Dataset items:
=-=-=

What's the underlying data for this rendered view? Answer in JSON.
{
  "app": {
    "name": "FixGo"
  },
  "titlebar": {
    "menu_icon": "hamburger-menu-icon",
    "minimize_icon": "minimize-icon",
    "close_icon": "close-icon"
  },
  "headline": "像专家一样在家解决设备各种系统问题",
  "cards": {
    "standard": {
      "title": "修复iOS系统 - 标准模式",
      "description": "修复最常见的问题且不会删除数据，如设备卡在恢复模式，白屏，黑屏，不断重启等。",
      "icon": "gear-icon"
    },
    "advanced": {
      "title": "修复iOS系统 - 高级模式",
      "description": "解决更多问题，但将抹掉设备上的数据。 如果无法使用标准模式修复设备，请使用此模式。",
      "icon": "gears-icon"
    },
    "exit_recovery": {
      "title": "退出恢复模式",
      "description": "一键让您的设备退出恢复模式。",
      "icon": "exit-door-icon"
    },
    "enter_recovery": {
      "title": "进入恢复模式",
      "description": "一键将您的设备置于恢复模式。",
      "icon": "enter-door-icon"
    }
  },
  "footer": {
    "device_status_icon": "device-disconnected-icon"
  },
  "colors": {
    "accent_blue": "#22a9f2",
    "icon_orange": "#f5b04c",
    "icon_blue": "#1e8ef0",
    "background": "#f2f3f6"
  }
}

=-=-=

Copy every record exactly, with nothing added or dropped.

What's the underlying data for this rendered view? Answer in JSON.
{
  "app": {
    "name": "FixGo"
  },
  "titlebar": {
    "menu_icon": "hamburger-menu-icon",
    "minimize_icon": "minimize-icon",
    "close_icon": "close-icon"
  },
  "headline": "像专家一样在家解决设备各种系统问题",
  "cards": {
    "standard": {
      "title": "修复iOS系统 - 标准模式",
      "description": "修复最常见的问题且不会删除数据，如设备卡在恢复模式，白屏，黑屏，不断重启等。",
      "icon": "gear-icon"
    },
    "advanced": {
      "title": "修复iOS系统 - 高级模式",
      "description": "解决更多问题，但将抹掉设备上的数据。 如果无法使用标准模式修复设备，请使用此模式。",
      "icon": "gears-icon"
    },
    "exit_recovery": {
      "title": "退出恢复模式",
      "description": "一键让您的设备退出恢复模式。",
      "icon": "exit-door-icon"
    },
    "enter_recovery": {
      "title": "进入恢复模式",
      "description": "一键将您的设备置于恢复模式。",
      "icon": "enter-door-icon"
    }
  },
  "footer": {
    "device_status_icon": "device-disconnected-icon"
  },
  "colors": {
    "accent_blue": "#22a9f2",
    "icon_orange": "#f5b04c",
    "icon_blue": "#1e8ef0",
    "background": "#f2f3f6"
  }
}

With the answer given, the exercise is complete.